EXTRAIT DU TEXTE:
9. De l’Intelligence, tome I, préface, p. 16, édition de 1897, La première édition est de 1868.

10. Tous ceux qui s’occupent de ces questions connaissent, entre autres, l’histoire de Félida (étudiée par le docteur Azam), dans laquelle cette jeune fille s’est montrée douée de deux personnalités distinctes à ce point que, dans l’état second, elle est devenue amoureuse... et enceinte, sans qu’elle en sût rien dans l’état normal. Ces états de double personnalité ont été observés avec méthode depuis une trentaine d’années.

11. L’Automatisme psychologique, p. 401-402.

12. V. les Pl. IV et V. Je conserve avec soin le moulage en plâtre de cette empreinte.

13. A. DE ROCHAS, l’Extériorisation de la Motricité, 4e éd., 1905, p. 406.

14. Un sceptique violent, M. Assevedo, fit avec Eusapia l’expérience de demander une empreinte à 2 mètres de distance, sur une assiette de terre glaise, recouverte d’un mouchoir, et déclare qu’elle a réussi au-delà de tout doute possible. (V. AKSAKOF, Animisme, p. 509).

PETIT EXERCICE A:
Relevez tous les noms de personnes cités dans l'extrait.
PETIT EXERCICE B:
Recopiez l'extrait en commençant par « 12. V. les Pl. » et en continuant jusqu'à « Animisme, p. 509). ».
PETIT EXERCICE C:
D'après l'extrait, en quelle année est sortie la première édition de De l'Intelligence ?
Les enregistrements ne servent à rien ici.

EXTRAIT DE DONNÉES:
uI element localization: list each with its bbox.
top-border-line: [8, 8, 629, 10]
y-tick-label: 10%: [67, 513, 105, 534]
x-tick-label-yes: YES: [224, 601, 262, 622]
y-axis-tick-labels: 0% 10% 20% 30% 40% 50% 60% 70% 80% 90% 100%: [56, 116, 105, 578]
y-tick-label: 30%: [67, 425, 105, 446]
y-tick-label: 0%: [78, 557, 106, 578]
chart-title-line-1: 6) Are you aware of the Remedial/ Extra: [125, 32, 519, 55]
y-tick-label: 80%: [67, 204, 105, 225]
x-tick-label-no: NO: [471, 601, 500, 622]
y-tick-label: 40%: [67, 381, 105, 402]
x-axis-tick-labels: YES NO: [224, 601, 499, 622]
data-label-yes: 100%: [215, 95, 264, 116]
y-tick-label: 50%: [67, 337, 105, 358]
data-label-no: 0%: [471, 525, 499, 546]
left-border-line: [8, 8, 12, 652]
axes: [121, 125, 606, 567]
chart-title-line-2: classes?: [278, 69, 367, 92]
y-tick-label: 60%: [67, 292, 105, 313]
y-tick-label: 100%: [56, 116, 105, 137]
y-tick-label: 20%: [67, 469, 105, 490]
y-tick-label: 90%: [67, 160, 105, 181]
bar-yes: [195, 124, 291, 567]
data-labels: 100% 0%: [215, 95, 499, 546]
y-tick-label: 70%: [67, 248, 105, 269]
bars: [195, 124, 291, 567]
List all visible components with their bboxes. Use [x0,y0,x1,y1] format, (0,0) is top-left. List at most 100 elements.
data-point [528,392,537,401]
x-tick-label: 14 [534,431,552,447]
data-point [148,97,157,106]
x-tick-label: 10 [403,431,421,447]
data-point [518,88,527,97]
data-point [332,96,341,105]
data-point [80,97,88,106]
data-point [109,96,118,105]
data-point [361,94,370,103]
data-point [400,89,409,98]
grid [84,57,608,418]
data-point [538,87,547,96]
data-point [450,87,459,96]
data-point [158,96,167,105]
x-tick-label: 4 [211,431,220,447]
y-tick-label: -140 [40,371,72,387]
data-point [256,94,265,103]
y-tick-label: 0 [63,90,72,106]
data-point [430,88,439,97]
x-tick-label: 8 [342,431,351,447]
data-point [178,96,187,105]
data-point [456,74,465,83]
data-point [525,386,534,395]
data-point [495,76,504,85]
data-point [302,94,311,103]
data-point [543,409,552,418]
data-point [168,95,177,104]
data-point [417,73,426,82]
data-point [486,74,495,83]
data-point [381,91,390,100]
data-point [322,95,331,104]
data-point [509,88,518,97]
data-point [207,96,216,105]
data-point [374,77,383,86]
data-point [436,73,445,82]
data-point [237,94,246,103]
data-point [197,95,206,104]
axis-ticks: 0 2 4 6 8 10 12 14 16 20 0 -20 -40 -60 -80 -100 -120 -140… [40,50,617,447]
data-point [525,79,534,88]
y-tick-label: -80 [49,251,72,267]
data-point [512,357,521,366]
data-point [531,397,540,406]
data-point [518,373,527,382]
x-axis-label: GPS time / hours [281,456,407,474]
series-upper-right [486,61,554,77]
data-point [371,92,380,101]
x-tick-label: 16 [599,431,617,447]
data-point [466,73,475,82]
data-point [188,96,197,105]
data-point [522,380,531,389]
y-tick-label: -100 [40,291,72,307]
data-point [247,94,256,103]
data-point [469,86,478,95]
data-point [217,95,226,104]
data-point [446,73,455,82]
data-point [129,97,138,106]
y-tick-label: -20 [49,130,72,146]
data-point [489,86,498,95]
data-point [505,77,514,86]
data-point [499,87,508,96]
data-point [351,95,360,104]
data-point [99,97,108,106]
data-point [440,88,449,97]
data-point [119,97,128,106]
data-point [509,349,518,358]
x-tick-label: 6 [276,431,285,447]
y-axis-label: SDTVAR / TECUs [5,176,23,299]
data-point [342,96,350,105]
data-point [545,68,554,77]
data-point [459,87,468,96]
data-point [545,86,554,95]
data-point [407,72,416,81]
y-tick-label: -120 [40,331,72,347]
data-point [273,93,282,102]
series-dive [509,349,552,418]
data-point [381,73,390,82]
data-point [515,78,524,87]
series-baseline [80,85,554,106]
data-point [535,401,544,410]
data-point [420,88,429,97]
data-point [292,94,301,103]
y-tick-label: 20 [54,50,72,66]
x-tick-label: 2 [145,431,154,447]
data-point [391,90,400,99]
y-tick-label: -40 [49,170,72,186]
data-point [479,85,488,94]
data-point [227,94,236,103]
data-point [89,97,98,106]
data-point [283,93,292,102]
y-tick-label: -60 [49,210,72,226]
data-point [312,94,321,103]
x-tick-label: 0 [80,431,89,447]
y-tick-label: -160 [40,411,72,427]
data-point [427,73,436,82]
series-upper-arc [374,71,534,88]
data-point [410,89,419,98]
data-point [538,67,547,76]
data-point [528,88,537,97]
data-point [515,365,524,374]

CORRIGÉ A:
Félida, le docteur Azam, A. de Rochas, M. Assevedo, Eusapia, Aksakof

CORRIGÉ B:
12. V. les Pl. IV et V. Je conserve avec soin le moulage en plâtre de cette empreinte.

13. A. DE ROCHAS, l’Extériorisation de la Motricité, 4e éd., 1905, p. 406.

14. Un sceptique violent, M. Assevedo, fit avec Eusapia l’expérience de demander une empreinte à 2 mètres de distance, sur une assiette de terre glaise, recouverte d’un mouchoir, et déclare qu’elle a réussi au-delà de tout doute possible. (V. AKSAKOF, Animisme, p. 509).

CORRIGÉ C:
En 1868.